● **WHAT TO PRODUCE**: Each entry below should be echoed exactly, with pictures omitted.

● **GIVEN DATA**:
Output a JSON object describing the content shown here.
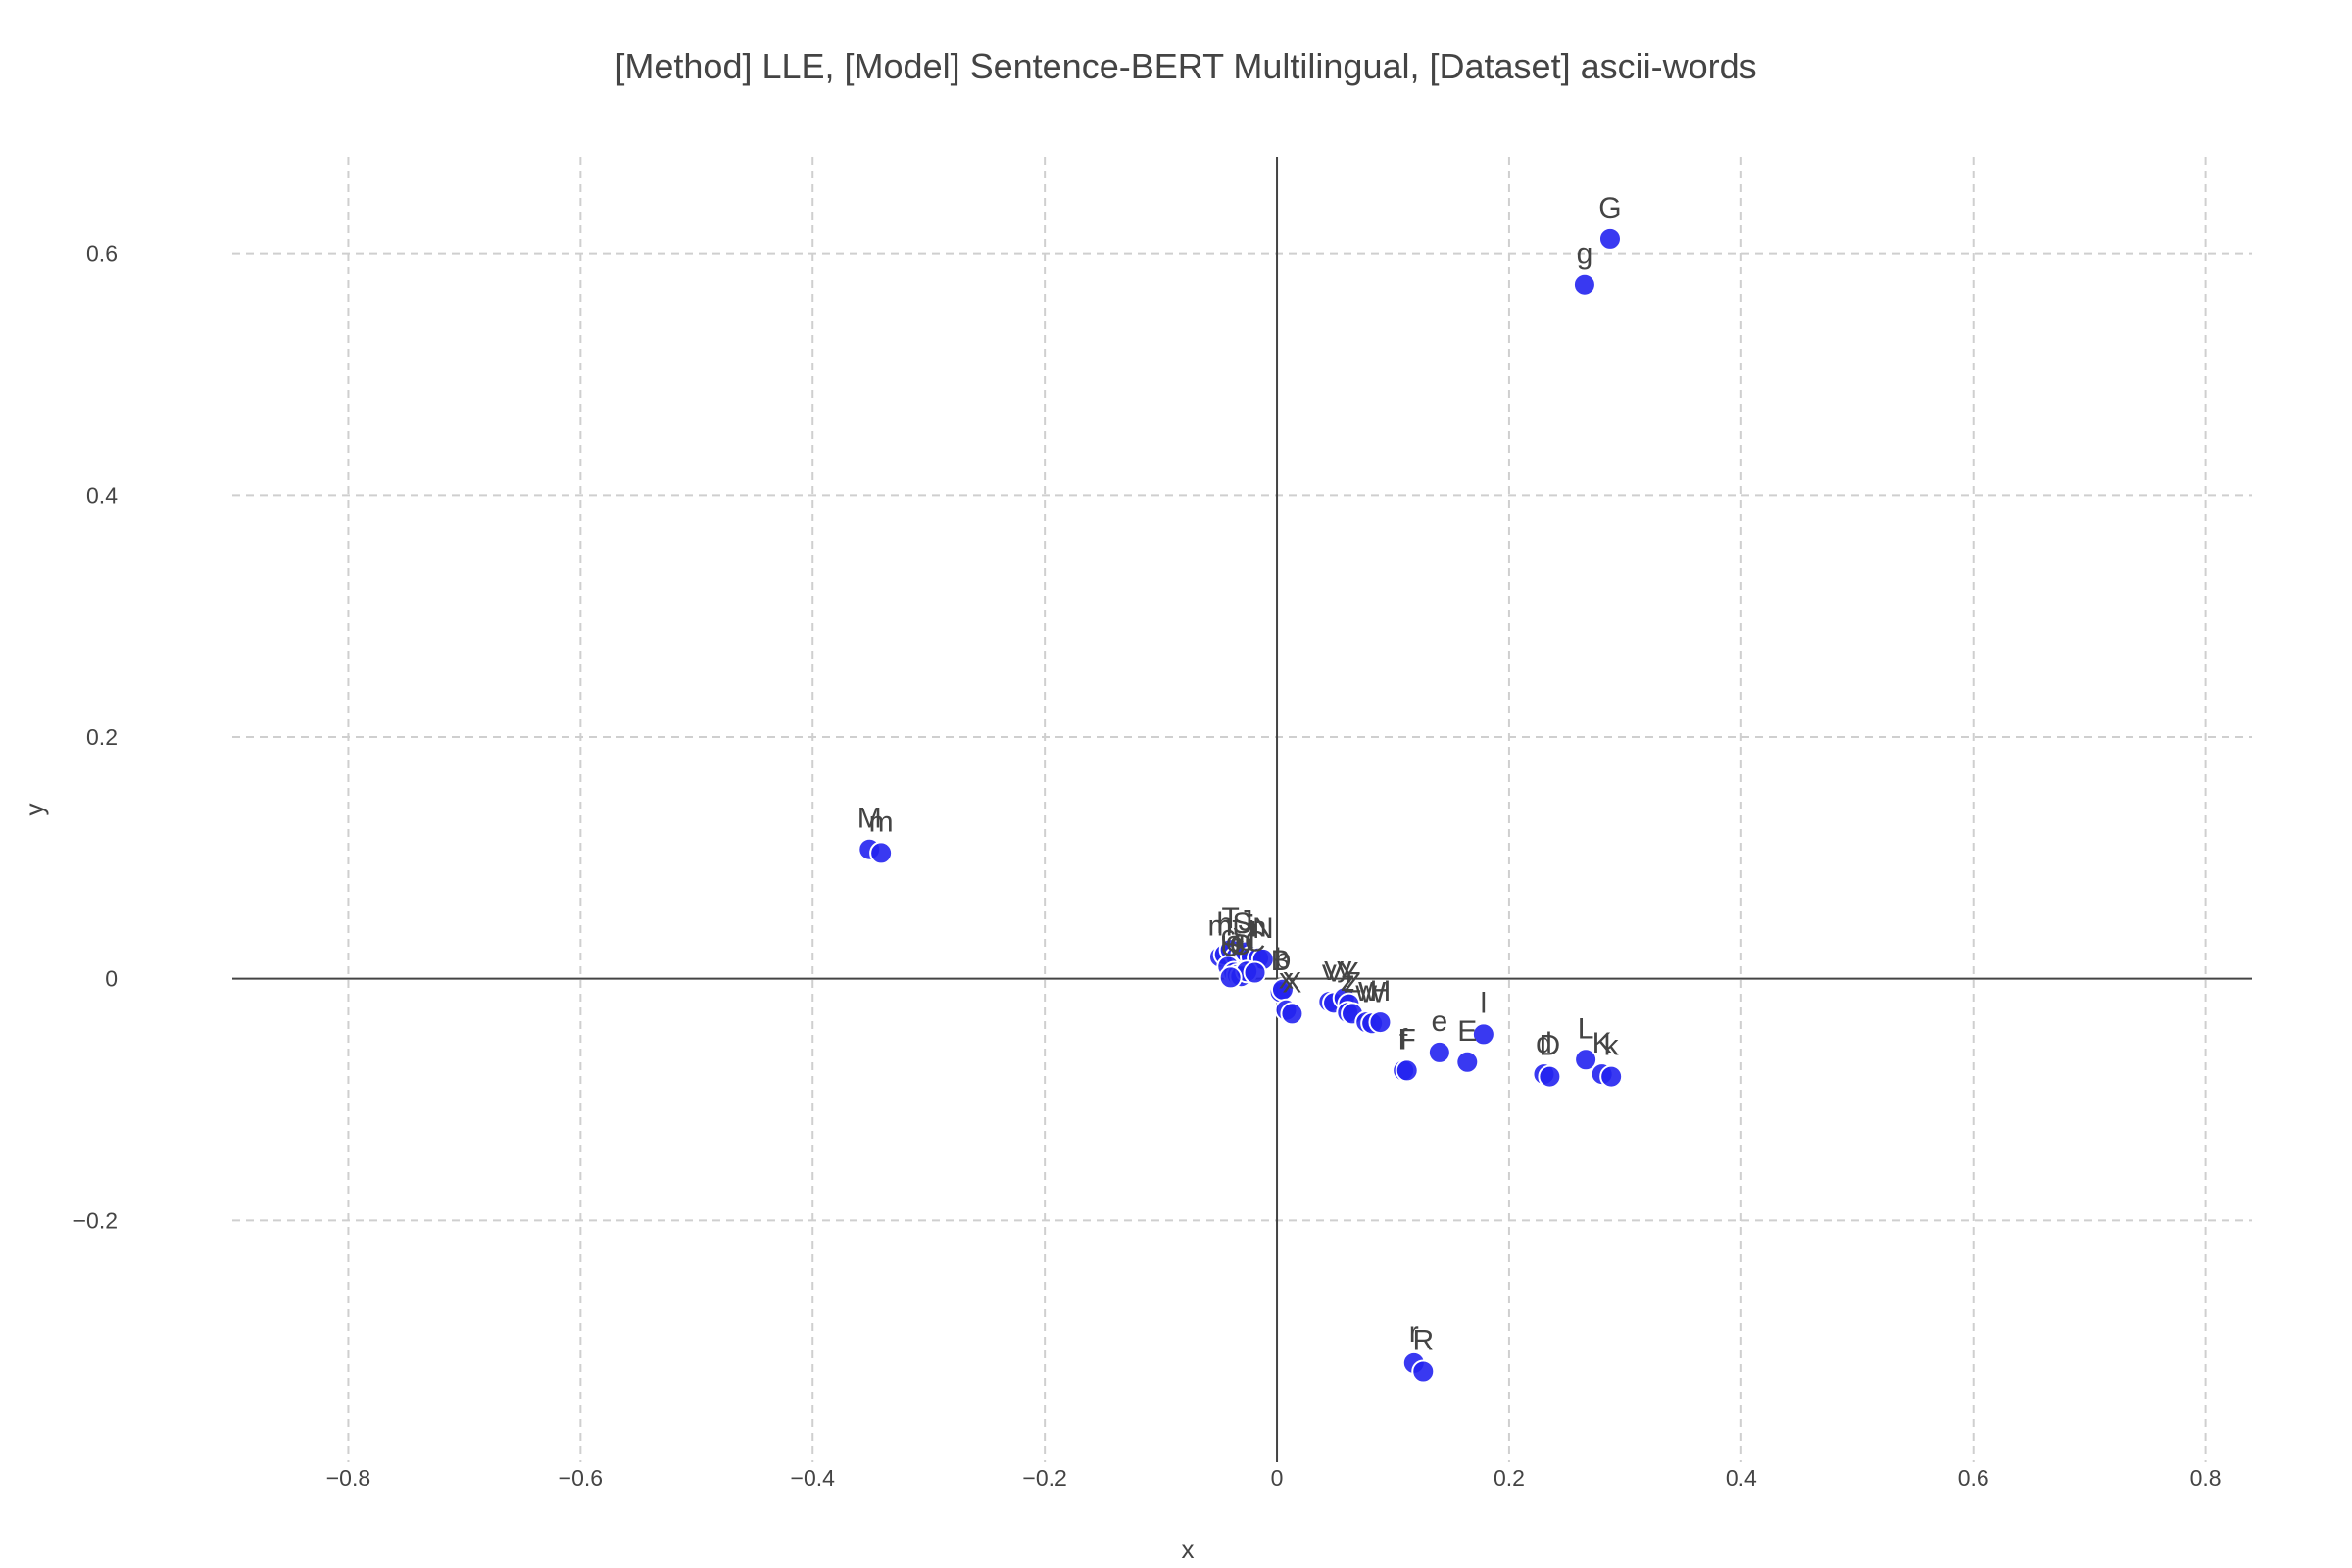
{
  "chart_data": {
    "type": "scatter",
    "title": "[Method] LLE, [Model] Sentence-BERT Multilingual, [Dataset] ascii-words",
    "xlabel": "x",
    "ylabel": "y",
    "xlim": [
      -0.9,
      0.84
    ],
    "ylim": [
      -0.4,
      0.68
    ],
    "x_ticks": [
      -0.8,
      -0.6,
      -0.4,
      -0.2,
      0,
      0.2,
      0.4,
      0.6,
      0.8
    ],
    "y_ticks": [
      -0.2,
      0,
      0.2,
      0.4,
      0.6
    ],
    "x_tick_labels": [
      "−0.8",
      "−0.6",
      "−0.4",
      "−0.2",
      "0",
      "0.2",
      "0.4",
      "0.6",
      "0.8"
    ],
    "y_tick_labels": [
      "−0.2",
      "0",
      "0.2",
      "0.4",
      "0.6"
    ],
    "grid": true,
    "legend": false,
    "marker_color": "#2323f0",
    "points": [
      {
        "label": "G",
        "x": 0.287,
        "y": 0.612
      },
      {
        "label": "g",
        "x": 0.265,
        "y": 0.574
      },
      {
        "label": "M",
        "x": -0.351,
        "y": 0.107
      },
      {
        "label": "m",
        "x": -0.341,
        "y": 0.104
      },
      {
        "label": "m",
        "x": -0.049,
        "y": 0.018
      },
      {
        "label": "h",
        "x": -0.045,
        "y": 0.02
      },
      {
        "label": "T",
        "x": -0.04,
        "y": 0.024
      },
      {
        "label": "t",
        "x": -0.035,
        "y": 0.018
      },
      {
        "label": "S",
        "x": -0.03,
        "y": 0.02
      },
      {
        "label": "J",
        "x": -0.027,
        "y": 0.022
      },
      {
        "label": "j",
        "x": -0.022,
        "y": 0.018
      },
      {
        "label": "n",
        "x": -0.016,
        "y": 0.017
      },
      {
        "label": "N",
        "x": -0.012,
        "y": 0.016
      },
      {
        "label": "c",
        "x": -0.042,
        "y": 0.01
      },
      {
        "label": "o",
        "x": -0.037,
        "y": 0.005
      },
      {
        "label": "s",
        "x": -0.034,
        "y": 0.003
      },
      {
        "label": "O",
        "x": -0.031,
        "y": 0.002
      },
      {
        "label": "u",
        "x": -0.026,
        "y": 0.006
      },
      {
        "label": "C",
        "x": -0.019,
        "y": 0.005
      },
      {
        "label": "U",
        "x": -0.04,
        "y": 0.001
      },
      {
        "label": "B",
        "x": 0.003,
        "y": -0.011
      },
      {
        "label": "b",
        "x": 0.005,
        "y": -0.009
      },
      {
        "label": "x",
        "x": 0.008,
        "y": -0.026
      },
      {
        "label": "X",
        "x": 0.013,
        "y": -0.029
      },
      {
        "label": "v",
        "x": 0.045,
        "y": -0.019
      },
      {
        "label": "V",
        "x": 0.049,
        "y": -0.02
      },
      {
        "label": "y",
        "x": 0.058,
        "y": -0.016
      },
      {
        "label": "Y",
        "x": 0.062,
        "y": -0.021
      },
      {
        "label": "z",
        "x": 0.061,
        "y": -0.028
      },
      {
        "label": "Z",
        "x": 0.065,
        "y": -0.029
      },
      {
        "label": "w",
        "x": 0.077,
        "y": -0.036
      },
      {
        "label": "W",
        "x": 0.082,
        "y": -0.037
      },
      {
        "label": "H",
        "x": 0.089,
        "y": -0.036
      },
      {
        "label": "f",
        "x": 0.109,
        "y": -0.076
      },
      {
        "label": "F",
        "x": 0.112,
        "y": -0.076
      },
      {
        "label": "e",
        "x": 0.14,
        "y": -0.061
      },
      {
        "label": "E",
        "x": 0.164,
        "y": -0.069
      },
      {
        "label": "l",
        "x": 0.178,
        "y": -0.046
      },
      {
        "label": "d",
        "x": 0.23,
        "y": -0.079
      },
      {
        "label": "D",
        "x": 0.235,
        "y": -0.081
      },
      {
        "label": "L",
        "x": 0.266,
        "y": -0.067
      },
      {
        "label": "K",
        "x": 0.28,
        "y": -0.079
      },
      {
        "label": "k",
        "x": 0.288,
        "y": -0.081
      },
      {
        "label": "r",
        "x": 0.118,
        "y": -0.318
      },
      {
        "label": "R",
        "x": 0.126,
        "y": -0.325
      }
    ]
  }
}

● **THE RESULT**:
Output a JSON object describing the content shown here.
{
  "chart_data": {
    "type": "scatter",
    "title": "[Method] LLE, [Model] Sentence-BERT Multilingual, [Dataset] ascii-words",
    "xlabel": "x",
    "ylabel": "y",
    "xlim": [
      -0.9,
      0.84
    ],
    "ylim": [
      -0.4,
      0.68
    ],
    "x_ticks": [
      -0.8,
      -0.6,
      -0.4,
      -0.2,
      0,
      0.2,
      0.4,
      0.6,
      0.8
    ],
    "y_ticks": [
      -0.2,
      0,
      0.2,
      0.4,
      0.6
    ],
    "x_tick_labels": [
      "−0.8",
      "−0.6",
      "−0.4",
      "−0.2",
      "0",
      "0.2",
      "0.4",
      "0.6",
      "0.8"
    ],
    "y_tick_labels": [
      "−0.2",
      "0",
      "0.2",
      "0.4",
      "0.6"
    ],
    "grid": true,
    "legend": false,
    "marker_color": "#2323f0",
    "points": [
      {
        "label": "G",
        "x": 0.287,
        "y": 0.612
      },
      {
        "label": "g",
        "x": 0.265,
        "y": 0.574
      },
      {
        "label": "M",
        "x": -0.351,
        "y": 0.107
      },
      {
        "label": "m",
        "x": -0.341,
        "y": 0.104
      },
      {
        "label": "m",
        "x": -0.049,
        "y": 0.018
      },
      {
        "label": "h",
        "x": -0.045,
        "y": 0.02
      },
      {
        "label": "T",
        "x": -0.04,
        "y": 0.024
      },
      {
        "label": "t",
        "x": -0.035,
        "y": 0.018
      },
      {
        "label": "S",
        "x": -0.03,
        "y": 0.02
      },
      {
        "label": "J",
        "x": -0.027,
        "y": 0.022
      },
      {
        "label": "j",
        "x": -0.022,
        "y": 0.018
      },
      {
        "label": "n",
        "x": -0.016,
        "y": 0.017
      },
      {
        "label": "N",
        "x": -0.012,
        "y": 0.016
      },
      {
        "label": "c",
        "x": -0.042,
        "y": 0.01
      },
      {
        "label": "o",
        "x": -0.037,
        "y": 0.005
      },
      {
        "label": "s",
        "x": -0.034,
        "y": 0.003
      },
      {
        "label": "O",
        "x": -0.031,
        "y": 0.002
      },
      {
        "label": "u",
        "x": -0.026,
        "y": 0.006
      },
      {
        "label": "C",
        "x": -0.019,
        "y": 0.005
      },
      {
        "label": "U",
        "x": -0.04,
        "y": 0.001
      },
      {
        "label": "B",
        "x": 0.003,
        "y": -0.011
      },
      {
        "label": "b",
        "x": 0.005,
        "y": -0.009
      },
      {
        "label": "x",
        "x": 0.008,
        "y": -0.026
      },
      {
        "label": "X",
        "x": 0.013,
        "y": -0.029
      },
      {
        "label": "v",
        "x": 0.045,
        "y": -0.019
      },
      {
        "label": "V",
        "x": 0.049,
        "y": -0.02
      },
      {
        "label": "y",
        "x": 0.058,
        "y": -0.016
      },
      {
        "label": "Y",
        "x": 0.062,
        "y": -0.021
      },
      {
        "label": "z",
        "x": 0.061,
        "y": -0.028
      },
      {
        "label": "Z",
        "x": 0.065,
        "y": -0.029
      },
      {
        "label": "w",
        "x": 0.077,
        "y": -0.036
      },
      {
        "label": "W",
        "x": 0.082,
        "y": -0.037
      },
      {
        "label": "H",
        "x": 0.089,
        "y": -0.036
      },
      {
        "label": "f",
        "x": 0.109,
        "y": -0.076
      },
      {
        "label": "F",
        "x": 0.112,
        "y": -0.076
      },
      {
        "label": "e",
        "x": 0.14,
        "y": -0.061
      },
      {
        "label": "E",
        "x": 0.164,
        "y": -0.069
      },
      {
        "label": "l",
        "x": 0.178,
        "y": -0.046
      },
      {
        "label": "d",
        "x": 0.23,
        "y": -0.079
      },
      {
        "label": "D",
        "x": 0.235,
        "y": -0.081
      },
      {
        "label": "L",
        "x": 0.266,
        "y": -0.067
      },
      {
        "label": "K",
        "x": 0.28,
        "y": -0.079
      },
      {
        "label": "k",
        "x": 0.288,
        "y": -0.081
      },
      {
        "label": "r",
        "x": 0.118,
        "y": -0.318
      },
      {
        "label": "R",
        "x": 0.126,
        "y": -0.325
      }
    ]
  }
}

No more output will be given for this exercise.